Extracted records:
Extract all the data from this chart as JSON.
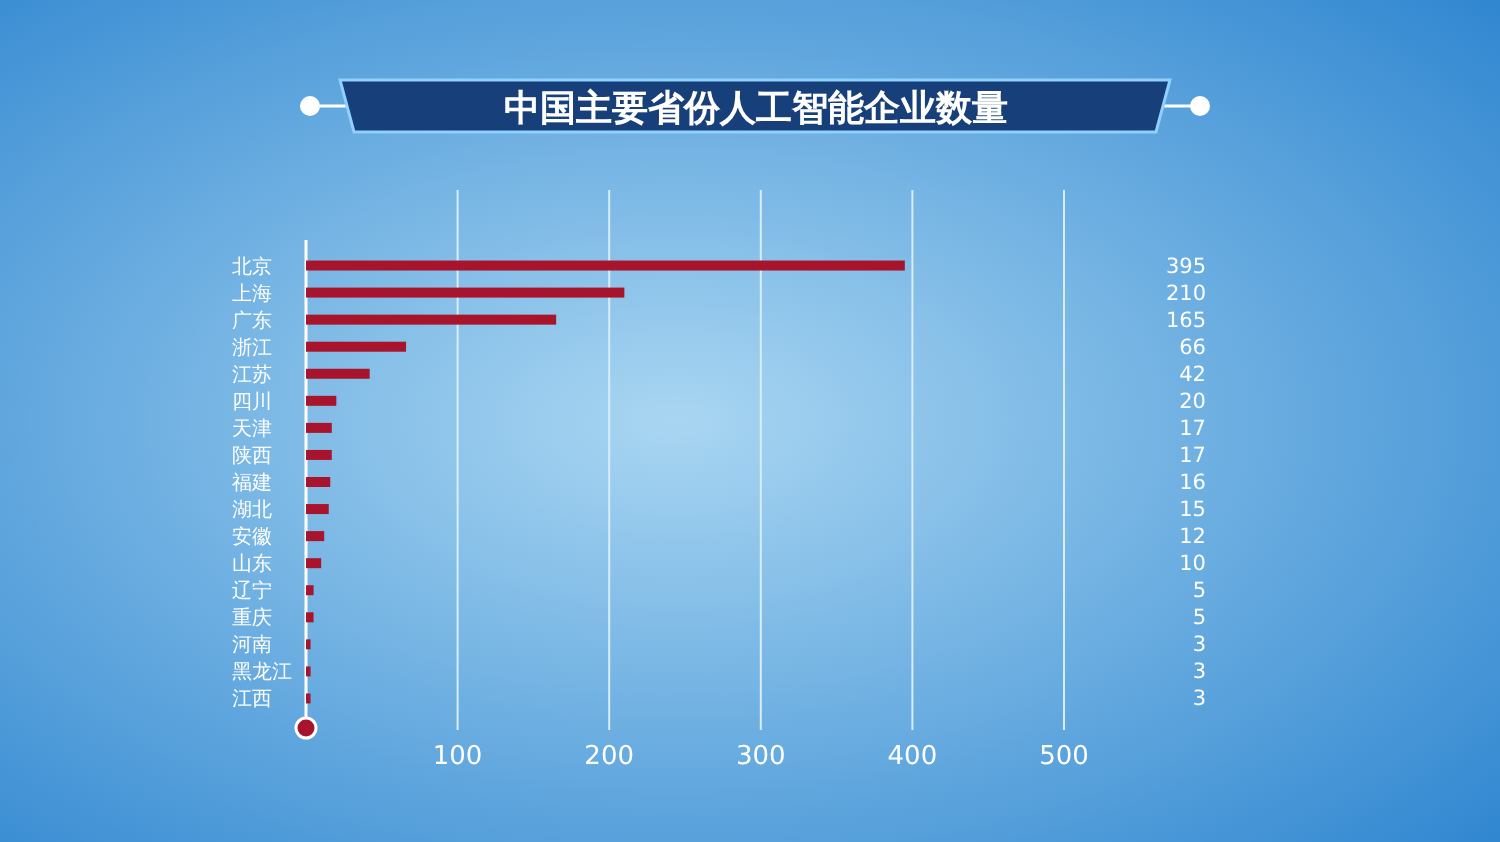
{
  "chart_data": {
    "type": "bar",
    "orientation": "horizontal",
    "title": "中国主要省份人工智能企业数量",
    "categories": [
      "北京",
      "上海",
      "广东",
      "浙江",
      "江苏",
      "四川",
      "天津",
      "陕西",
      "福建",
      "湖北",
      "安徽",
      "山东",
      "辽宁",
      "重庆",
      "河南",
      "黑龙江",
      "江西"
    ],
    "values": [
      395,
      210,
      165,
      66,
      42,
      20,
      17,
      17,
      16,
      15,
      12,
      10,
      5,
      5,
      3,
      3,
      3
    ],
    "color": "#a8142c",
    "xlim": [
      0,
      500
    ],
    "xticks": [
      100,
      200,
      300,
      400,
      500
    ],
    "grid": "x",
    "data_labels": true
  }
}
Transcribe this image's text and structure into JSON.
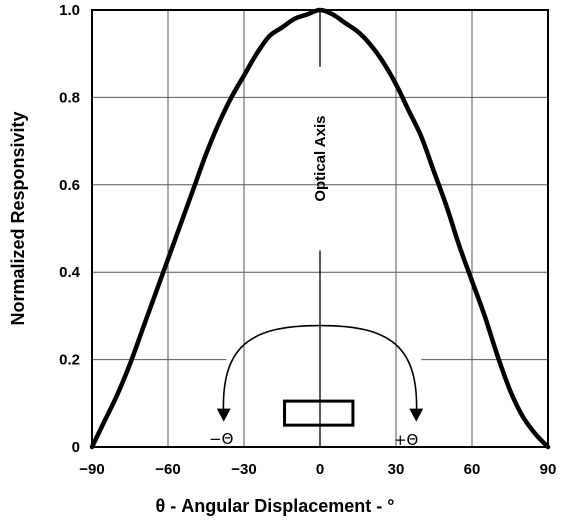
{
  "chart_data": {
    "type": "line",
    "title": "",
    "xlabel": "θ - Angular Displacement - °",
    "ylabel": "Normalized Responsivity",
    "xlim": [
      -90,
      90
    ],
    "ylim": [
      0,
      1.0
    ],
    "x_ticks": [
      -90,
      -60,
      -30,
      0,
      30,
      60,
      90
    ],
    "x_tick_labels": [
      "−90",
      "−60",
      "−30",
      "0",
      "30",
      "60",
      "90"
    ],
    "y_ticks": [
      0,
      0.2,
      0.4,
      0.6,
      0.8,
      1.0
    ],
    "y_tick_labels": [
      "0",
      "0.2",
      "0.4",
      "0.6",
      "0.8",
      "1.0"
    ],
    "grid": true,
    "series": [
      {
        "x": [
          -90,
          -85,
          -80,
          -75,
          -70,
          -65,
          -60,
          -55,
          -50,
          -45,
          -40,
          -35,
          -30,
          -25,
          -20,
          -15,
          -10,
          -5,
          0,
          5,
          10,
          15,
          20,
          25,
          30,
          35,
          40,
          45,
          50,
          55,
          60,
          65,
          70,
          75,
          80,
          85,
          90
        ],
        "y": [
          0.0,
          0.06,
          0.12,
          0.19,
          0.27,
          0.35,
          0.43,
          0.51,
          0.59,
          0.67,
          0.74,
          0.8,
          0.85,
          0.9,
          0.94,
          0.96,
          0.98,
          0.99,
          1.0,
          0.99,
          0.97,
          0.95,
          0.92,
          0.88,
          0.83,
          0.77,
          0.71,
          0.63,
          0.55,
          0.46,
          0.38,
          0.3,
          0.21,
          0.13,
          0.07,
          0.03,
          0.0
        ],
        "color": "#000000"
      }
    ],
    "annotations": {
      "optical_axis_label": "Optical Axis",
      "minus_theta_label": "−Θ",
      "plus_theta_label": "+Θ"
    }
  }
}
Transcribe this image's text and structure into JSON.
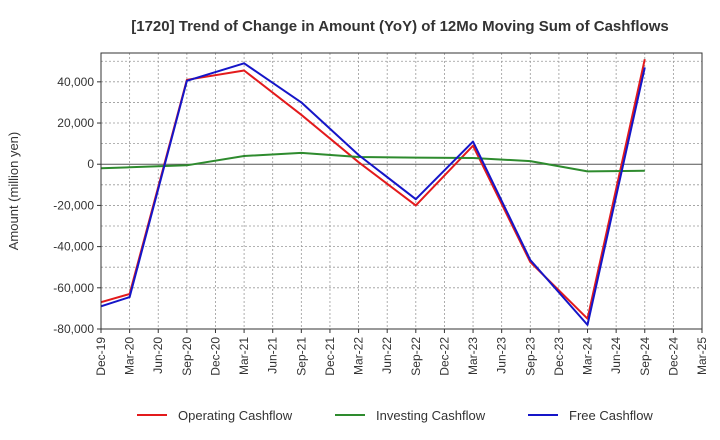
{
  "chart_data": {
    "type": "line",
    "title": "[1720]  Trend of Change in Amount (YoY) of 12Mo Moving Sum of Cashflows",
    "xlabel": "",
    "ylabel": "Amount (million yen)",
    "ylim": [
      -80000,
      54000
    ],
    "yticks": [
      40000,
      20000,
      0,
      -20000,
      -40000,
      -60000,
      -80000
    ],
    "ytick_labels": [
      "40,000",
      "20,000",
      "0",
      "-20,000",
      "-40,000",
      "-60,000",
      "-80,000"
    ],
    "categories": [
      "Dec-19",
      "Mar-20",
      "Jun-20",
      "Sep-20",
      "Dec-20",
      "Mar-21",
      "Jun-21",
      "Sep-21",
      "Dec-21",
      "Mar-22",
      "Jun-22",
      "Sep-22",
      "Dec-22",
      "Mar-23",
      "Jun-23",
      "Sep-23",
      "Dec-23",
      "Mar-24",
      "Jun-24",
      "Sep-24",
      "Dec-24",
      "Mar-25"
    ],
    "series": [
      {
        "name": "Operating Cashflow",
        "color": "#e31a1c",
        "values": [
          -67000,
          -63000,
          null,
          41000,
          null,
          45500,
          null,
          24000,
          null,
          1000,
          null,
          -20000,
          null,
          9000,
          null,
          -47500,
          null,
          -75000,
          null,
          51000,
          null,
          null
        ]
      },
      {
        "name": "Investing Cashflow",
        "color": "#2e8b2e",
        "values": [
          -2000,
          -1500,
          null,
          -500,
          null,
          4000,
          null,
          5500,
          null,
          3500,
          null,
          3200,
          null,
          3000,
          null,
          1500,
          null,
          -3500,
          null,
          -3200,
          null,
          null
        ]
      },
      {
        "name": "Free Cashflow",
        "color": "#1515c8",
        "values": [
          -69000,
          -64500,
          null,
          40500,
          null,
          49000,
          null,
          30000,
          null,
          4500,
          null,
          -17000,
          null,
          11000,
          null,
          -46500,
          null,
          -78000,
          null,
          47000,
          null,
          null
        ]
      }
    ],
    "legend": [
      "Operating Cashflow",
      "Investing Cashflow",
      "Free Cashflow"
    ],
    "legend_position": "bottom",
    "grid": true
  }
}
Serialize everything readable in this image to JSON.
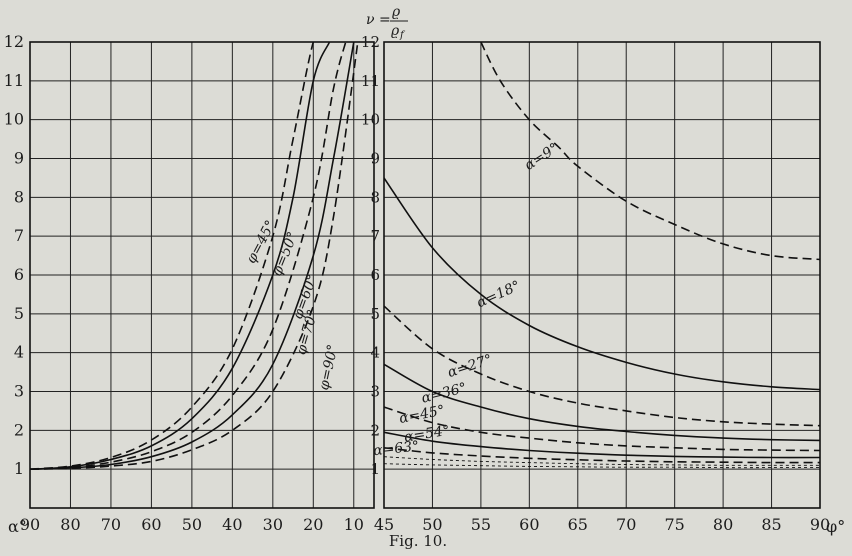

§ EXERCISE INSTRUCTIONS
Print the records above exactly as they stand, but leave out the pictures.

§ REPLY TO THE TASK
Extract all the data from this chart as JSON.
{
  "chart_data": {
    "type": "bar",
    "orientation": "horizontal",
    "title": "中国主要省份人工智能企业数量",
    "categories": [
      "北京",
      "上海",
      "广东",
      "浙江",
      "江苏",
      "四川",
      "天津",
      "陕西",
      "福建",
      "湖北",
      "安徽",
      "山东",
      "辽宁",
      "重庆",
      "河南",
      "黑龙江",
      "江西"
    ],
    "values": [
      395,
      210,
      165,
      66,
      42,
      20,
      17,
      17,
      16,
      15,
      12,
      10,
      5,
      5,
      3,
      3,
      3
    ],
    "color": "#a8142c",
    "xlim": [
      0,
      500
    ],
    "xticks": [
      100,
      200,
      300,
      400,
      500
    ],
    "grid": "x",
    "data_labels": true
  }
}
Transcribe this image's text and structure into JSON.
{
  "chart_data": {
    "type": "line",
    "title": "",
    "xlabel": "θ - Angular Displacement - °",
    "ylabel": "Normalized Responsivity",
    "xlim": [
      -90,
      90
    ],
    "ylim": [
      0,
      1.0
    ],
    "x_ticks": [
      -90,
      -60,
      -30,
      0,
      30,
      60,
      90
    ],
    "x_tick_labels": [
      "−90",
      "−60",
      "−30",
      "0",
      "30",
      "60",
      "90"
    ],
    "y_ticks": [
      0,
      0.2,
      0.4,
      0.6,
      0.8,
      1.0
    ],
    "y_tick_labels": [
      "0",
      "0.2",
      "0.4",
      "0.6",
      "0.8",
      "1.0"
    ],
    "grid": true,
    "series": [
      {
        "x": [
          -90,
          -85,
          -80,
          -75,
          -70,
          -65,
          -60,
          -55,
          -50,
          -45,
          -40,
          -35,
          -30,
          -25,
          -20,
          -15,
          -10,
          -5,
          0,
          5,
          10,
          15,
          20,
          25,
          30,
          35,
          40,
          45,
          50,
          55,
          60,
          65,
          70,
          75,
          80,
          85,
          90
        ],
        "y": [
          0.0,
          0.06,
          0.12,
          0.19,
          0.27,
          0.35,
          0.43,
          0.51,
          0.59,
          0.67,
          0.74,
          0.8,
          0.85,
          0.9,
          0.94,
          0.96,
          0.98,
          0.99,
          1.0,
          0.99,
          0.97,
          0.95,
          0.92,
          0.88,
          0.83,
          0.77,
          0.71,
          0.63,
          0.55,
          0.46,
          0.38,
          0.3,
          0.21,
          0.13,
          0.07,
          0.03,
          0.0
        ],
        "color": "#000000"
      }
    ],
    "annotations": {
      "optical_axis_label": "Optical Axis",
      "minus_theta_label": "−Θ",
      "plus_theta_label": "+Θ"
    }
  }
}
Transcribe this image's text and structure into JSON.
{
  "chart_data": {
    "type": "line",
    "title": "[1720]  Trend of Change in Amount (YoY) of 12Mo Moving Sum of Cashflows",
    "xlabel": "",
    "ylabel": "Amount (million yen)",
    "ylim": [
      -80000,
      54000
    ],
    "yticks": [
      40000,
      20000,
      0,
      -20000,
      -40000,
      -60000,
      -80000
    ],
    "ytick_labels": [
      "40,000",
      "20,000",
      "0",
      "-20,000",
      "-40,000",
      "-60,000",
      "-80,000"
    ],
    "categories": [
      "Dec-19",
      "Mar-20",
      "Jun-20",
      "Sep-20",
      "Dec-20",
      "Mar-21",
      "Jun-21",
      "Sep-21",
      "Dec-21",
      "Mar-22",
      "Jun-22",
      "Sep-22",
      "Dec-22",
      "Mar-23",
      "Jun-23",
      "Sep-23",
      "Dec-23",
      "Mar-24",
      "Jun-24",
      "Sep-24",
      "Dec-24",
      "Mar-25"
    ],
    "series": [
      {
        "name": "Operating Cashflow",
        "color": "#e31a1c",
        "values": [
          -67000,
          -63000,
          null,
          41000,
          null,
          45500,
          null,
          24000,
          null,
          1000,
          null,
          -20000,
          null,
          9000,
          null,
          -47500,
          null,
          -75000,
          null,
          51000,
          null,
          null
        ]
      },
      {
        "name": "Investing Cashflow",
        "color": "#2e8b2e",
        "values": [
          -2000,
          -1500,
          null,
          -500,
          null,
          4000,
          null,
          5500,
          null,
          3500,
          null,
          3200,
          null,
          3000,
          null,
          1500,
          null,
          -3500,
          null,
          -3200,
          null,
          null
        ]
      },
      {
        "name": "Free Cashflow",
        "color": "#1515c8",
        "values": [
          -69000,
          -64500,
          null,
          40500,
          null,
          49000,
          null,
          30000,
          null,
          4500,
          null,
          -17000,
          null,
          11000,
          null,
          -46500,
          null,
          -78000,
          null,
          47000,
          null,
          null
        ]
      }
    ],
    "legend": [
      "Operating Cashflow",
      "Investing Cashflow",
      "Free Cashflow"
    ],
    "legend_position": "bottom",
    "grid": true
  }
}
Serialize everything readable in this image to JSON.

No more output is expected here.